» Required work: What is the number of lines that include the word "text"? Provide only that figure.

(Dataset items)
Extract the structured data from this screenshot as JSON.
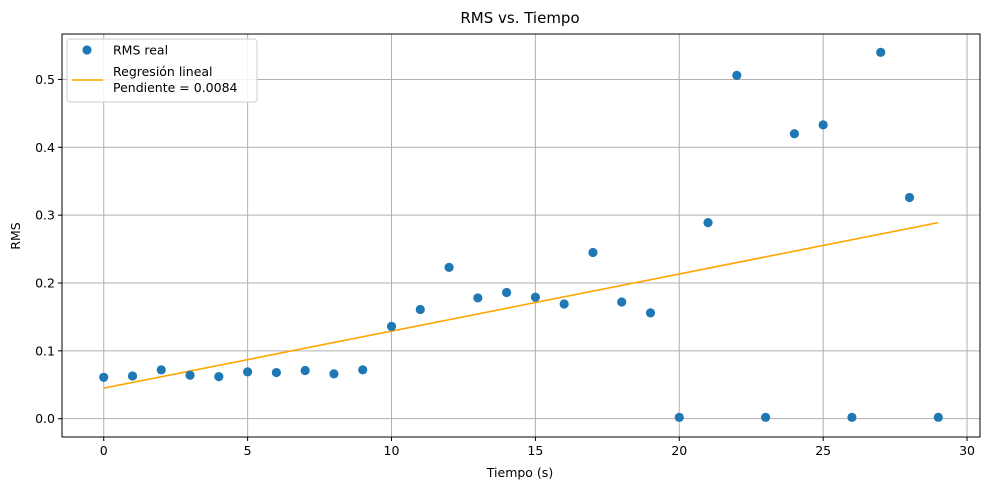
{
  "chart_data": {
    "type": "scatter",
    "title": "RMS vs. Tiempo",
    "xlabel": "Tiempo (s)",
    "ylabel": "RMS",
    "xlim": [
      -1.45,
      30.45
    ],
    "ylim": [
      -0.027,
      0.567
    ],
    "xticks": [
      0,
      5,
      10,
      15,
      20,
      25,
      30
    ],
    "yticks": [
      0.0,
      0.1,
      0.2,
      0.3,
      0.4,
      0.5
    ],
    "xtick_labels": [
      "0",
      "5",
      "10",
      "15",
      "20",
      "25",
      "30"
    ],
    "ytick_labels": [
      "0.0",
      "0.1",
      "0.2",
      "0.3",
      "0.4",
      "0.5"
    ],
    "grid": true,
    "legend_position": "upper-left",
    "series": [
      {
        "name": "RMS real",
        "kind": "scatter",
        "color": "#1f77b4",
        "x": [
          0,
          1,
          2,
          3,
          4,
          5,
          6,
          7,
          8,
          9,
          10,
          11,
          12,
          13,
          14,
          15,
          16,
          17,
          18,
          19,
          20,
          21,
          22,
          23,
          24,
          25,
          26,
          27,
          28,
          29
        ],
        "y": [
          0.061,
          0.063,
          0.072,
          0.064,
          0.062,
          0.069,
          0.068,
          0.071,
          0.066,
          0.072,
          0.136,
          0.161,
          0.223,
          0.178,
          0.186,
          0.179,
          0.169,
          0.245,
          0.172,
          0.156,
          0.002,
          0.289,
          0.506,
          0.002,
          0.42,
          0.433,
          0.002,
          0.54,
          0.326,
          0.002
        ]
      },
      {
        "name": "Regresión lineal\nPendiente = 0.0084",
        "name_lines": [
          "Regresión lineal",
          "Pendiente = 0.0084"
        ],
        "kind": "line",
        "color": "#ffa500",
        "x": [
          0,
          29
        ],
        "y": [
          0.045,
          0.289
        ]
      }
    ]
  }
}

--

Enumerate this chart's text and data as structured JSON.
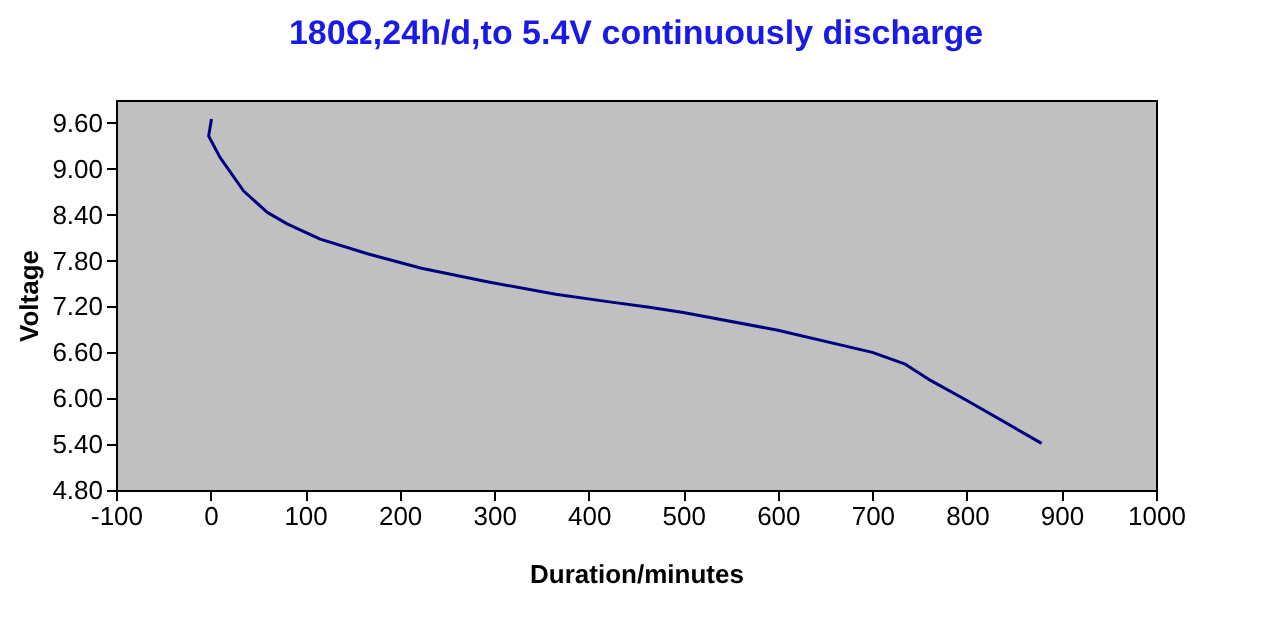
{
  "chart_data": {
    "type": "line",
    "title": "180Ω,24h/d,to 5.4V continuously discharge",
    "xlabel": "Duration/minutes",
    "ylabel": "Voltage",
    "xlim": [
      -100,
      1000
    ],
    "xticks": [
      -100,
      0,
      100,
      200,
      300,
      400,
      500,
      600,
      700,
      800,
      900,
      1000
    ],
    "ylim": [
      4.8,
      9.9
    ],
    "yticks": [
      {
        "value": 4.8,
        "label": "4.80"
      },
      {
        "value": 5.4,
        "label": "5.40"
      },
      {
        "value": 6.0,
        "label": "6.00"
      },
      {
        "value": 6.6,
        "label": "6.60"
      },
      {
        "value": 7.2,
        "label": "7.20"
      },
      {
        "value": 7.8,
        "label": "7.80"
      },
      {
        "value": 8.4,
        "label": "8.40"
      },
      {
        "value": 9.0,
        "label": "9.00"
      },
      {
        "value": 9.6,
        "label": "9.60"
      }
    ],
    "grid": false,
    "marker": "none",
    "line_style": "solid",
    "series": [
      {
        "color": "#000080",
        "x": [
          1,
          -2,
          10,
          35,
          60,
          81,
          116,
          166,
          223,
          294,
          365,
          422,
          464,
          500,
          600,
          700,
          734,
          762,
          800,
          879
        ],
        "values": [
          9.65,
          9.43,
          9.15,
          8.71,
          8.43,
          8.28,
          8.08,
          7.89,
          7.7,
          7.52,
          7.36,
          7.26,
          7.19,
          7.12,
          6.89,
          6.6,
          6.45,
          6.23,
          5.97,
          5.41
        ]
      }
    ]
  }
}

* * *

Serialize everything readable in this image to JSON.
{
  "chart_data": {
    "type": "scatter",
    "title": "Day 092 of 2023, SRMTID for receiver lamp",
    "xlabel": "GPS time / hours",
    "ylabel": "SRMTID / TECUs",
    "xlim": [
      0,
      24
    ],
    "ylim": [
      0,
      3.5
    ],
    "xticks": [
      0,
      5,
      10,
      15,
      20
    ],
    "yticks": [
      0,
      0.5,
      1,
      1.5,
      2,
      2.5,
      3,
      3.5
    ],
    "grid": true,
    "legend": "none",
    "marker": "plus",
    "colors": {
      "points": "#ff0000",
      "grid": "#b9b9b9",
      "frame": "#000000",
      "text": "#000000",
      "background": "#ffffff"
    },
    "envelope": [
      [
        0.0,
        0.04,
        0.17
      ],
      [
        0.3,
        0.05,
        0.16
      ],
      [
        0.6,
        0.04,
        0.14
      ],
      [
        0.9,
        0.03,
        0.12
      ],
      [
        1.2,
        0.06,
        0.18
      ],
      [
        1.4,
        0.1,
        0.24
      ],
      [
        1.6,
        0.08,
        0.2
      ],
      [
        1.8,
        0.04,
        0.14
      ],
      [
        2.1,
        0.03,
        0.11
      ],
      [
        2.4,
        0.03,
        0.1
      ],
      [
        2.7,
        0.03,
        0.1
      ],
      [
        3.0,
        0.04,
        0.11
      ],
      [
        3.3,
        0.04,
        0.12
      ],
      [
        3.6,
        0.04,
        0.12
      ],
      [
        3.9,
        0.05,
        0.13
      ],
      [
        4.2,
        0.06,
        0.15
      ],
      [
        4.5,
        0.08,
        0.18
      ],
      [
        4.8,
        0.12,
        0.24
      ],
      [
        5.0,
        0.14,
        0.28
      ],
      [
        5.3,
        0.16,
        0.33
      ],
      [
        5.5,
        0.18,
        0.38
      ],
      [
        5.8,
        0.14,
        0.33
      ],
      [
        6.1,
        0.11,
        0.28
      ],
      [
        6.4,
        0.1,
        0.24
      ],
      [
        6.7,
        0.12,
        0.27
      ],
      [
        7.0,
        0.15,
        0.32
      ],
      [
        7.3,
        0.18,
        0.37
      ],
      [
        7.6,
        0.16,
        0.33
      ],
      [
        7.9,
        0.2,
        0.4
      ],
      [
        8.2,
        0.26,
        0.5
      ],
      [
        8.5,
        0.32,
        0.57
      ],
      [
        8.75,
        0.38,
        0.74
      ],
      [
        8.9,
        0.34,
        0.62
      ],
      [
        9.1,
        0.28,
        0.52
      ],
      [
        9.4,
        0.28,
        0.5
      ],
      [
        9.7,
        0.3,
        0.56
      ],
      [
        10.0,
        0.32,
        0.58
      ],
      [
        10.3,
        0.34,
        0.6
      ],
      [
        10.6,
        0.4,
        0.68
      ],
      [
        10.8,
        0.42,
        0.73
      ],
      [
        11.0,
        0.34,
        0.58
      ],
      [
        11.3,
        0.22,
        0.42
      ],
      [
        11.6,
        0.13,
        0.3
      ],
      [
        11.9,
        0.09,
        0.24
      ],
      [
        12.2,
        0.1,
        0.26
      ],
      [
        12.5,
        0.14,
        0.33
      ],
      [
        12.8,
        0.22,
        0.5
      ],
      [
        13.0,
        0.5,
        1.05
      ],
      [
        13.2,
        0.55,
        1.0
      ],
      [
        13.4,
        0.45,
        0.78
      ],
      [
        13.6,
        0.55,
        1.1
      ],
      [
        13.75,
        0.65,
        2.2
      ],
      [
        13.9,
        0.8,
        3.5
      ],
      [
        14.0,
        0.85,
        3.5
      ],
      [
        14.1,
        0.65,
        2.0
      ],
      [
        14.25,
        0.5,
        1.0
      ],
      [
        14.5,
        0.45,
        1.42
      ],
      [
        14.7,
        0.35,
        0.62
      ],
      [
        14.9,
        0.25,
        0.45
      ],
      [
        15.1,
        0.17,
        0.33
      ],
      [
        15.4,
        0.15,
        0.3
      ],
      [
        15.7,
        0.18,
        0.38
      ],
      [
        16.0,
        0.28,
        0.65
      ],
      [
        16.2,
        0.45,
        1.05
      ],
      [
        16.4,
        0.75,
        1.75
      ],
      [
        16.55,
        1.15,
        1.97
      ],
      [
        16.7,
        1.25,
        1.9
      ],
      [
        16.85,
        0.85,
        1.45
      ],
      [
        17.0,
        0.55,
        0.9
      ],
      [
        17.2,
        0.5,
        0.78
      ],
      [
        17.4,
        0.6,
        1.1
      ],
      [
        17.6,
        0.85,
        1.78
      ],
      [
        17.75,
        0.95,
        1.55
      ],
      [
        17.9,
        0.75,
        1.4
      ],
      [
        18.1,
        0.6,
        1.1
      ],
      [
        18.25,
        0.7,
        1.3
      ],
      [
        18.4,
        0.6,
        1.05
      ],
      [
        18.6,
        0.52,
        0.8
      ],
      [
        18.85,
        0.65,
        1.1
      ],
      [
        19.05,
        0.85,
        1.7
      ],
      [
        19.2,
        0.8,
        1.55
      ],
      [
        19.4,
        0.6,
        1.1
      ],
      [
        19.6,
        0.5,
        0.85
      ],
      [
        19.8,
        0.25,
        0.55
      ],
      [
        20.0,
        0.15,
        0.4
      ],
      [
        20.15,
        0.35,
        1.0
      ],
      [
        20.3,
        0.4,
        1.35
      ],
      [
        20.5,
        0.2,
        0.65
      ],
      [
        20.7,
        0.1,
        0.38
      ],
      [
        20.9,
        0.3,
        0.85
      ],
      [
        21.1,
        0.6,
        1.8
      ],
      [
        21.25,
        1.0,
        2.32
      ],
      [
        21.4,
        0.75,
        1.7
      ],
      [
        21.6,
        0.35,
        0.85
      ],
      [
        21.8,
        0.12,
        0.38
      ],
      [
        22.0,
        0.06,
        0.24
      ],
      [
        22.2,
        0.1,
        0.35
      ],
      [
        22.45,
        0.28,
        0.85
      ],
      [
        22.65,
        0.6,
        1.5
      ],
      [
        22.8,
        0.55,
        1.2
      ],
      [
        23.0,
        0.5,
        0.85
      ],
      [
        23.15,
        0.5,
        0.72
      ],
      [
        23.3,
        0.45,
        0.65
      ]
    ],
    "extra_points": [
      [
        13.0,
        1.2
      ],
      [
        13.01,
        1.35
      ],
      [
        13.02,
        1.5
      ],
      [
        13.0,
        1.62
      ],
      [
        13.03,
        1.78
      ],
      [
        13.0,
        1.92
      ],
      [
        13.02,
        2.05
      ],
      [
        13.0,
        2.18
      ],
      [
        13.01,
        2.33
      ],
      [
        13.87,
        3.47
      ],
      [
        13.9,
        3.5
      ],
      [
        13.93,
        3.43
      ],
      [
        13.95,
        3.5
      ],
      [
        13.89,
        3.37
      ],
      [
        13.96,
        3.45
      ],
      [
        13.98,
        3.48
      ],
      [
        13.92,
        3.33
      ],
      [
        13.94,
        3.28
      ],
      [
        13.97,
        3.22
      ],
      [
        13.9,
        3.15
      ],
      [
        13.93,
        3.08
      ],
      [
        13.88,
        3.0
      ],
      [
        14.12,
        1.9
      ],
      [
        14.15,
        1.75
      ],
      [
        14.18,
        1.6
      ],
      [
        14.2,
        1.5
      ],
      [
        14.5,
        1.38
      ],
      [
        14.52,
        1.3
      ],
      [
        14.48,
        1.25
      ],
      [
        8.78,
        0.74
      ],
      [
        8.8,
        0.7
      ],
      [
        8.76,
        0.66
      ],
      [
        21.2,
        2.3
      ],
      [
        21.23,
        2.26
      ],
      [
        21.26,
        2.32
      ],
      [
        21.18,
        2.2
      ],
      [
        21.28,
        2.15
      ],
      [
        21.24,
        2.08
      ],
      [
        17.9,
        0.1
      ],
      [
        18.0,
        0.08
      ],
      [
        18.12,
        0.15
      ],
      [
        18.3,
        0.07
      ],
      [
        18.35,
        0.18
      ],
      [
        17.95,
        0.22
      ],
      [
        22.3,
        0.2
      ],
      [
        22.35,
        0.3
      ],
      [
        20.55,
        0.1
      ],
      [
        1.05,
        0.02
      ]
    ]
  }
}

» Output below: 2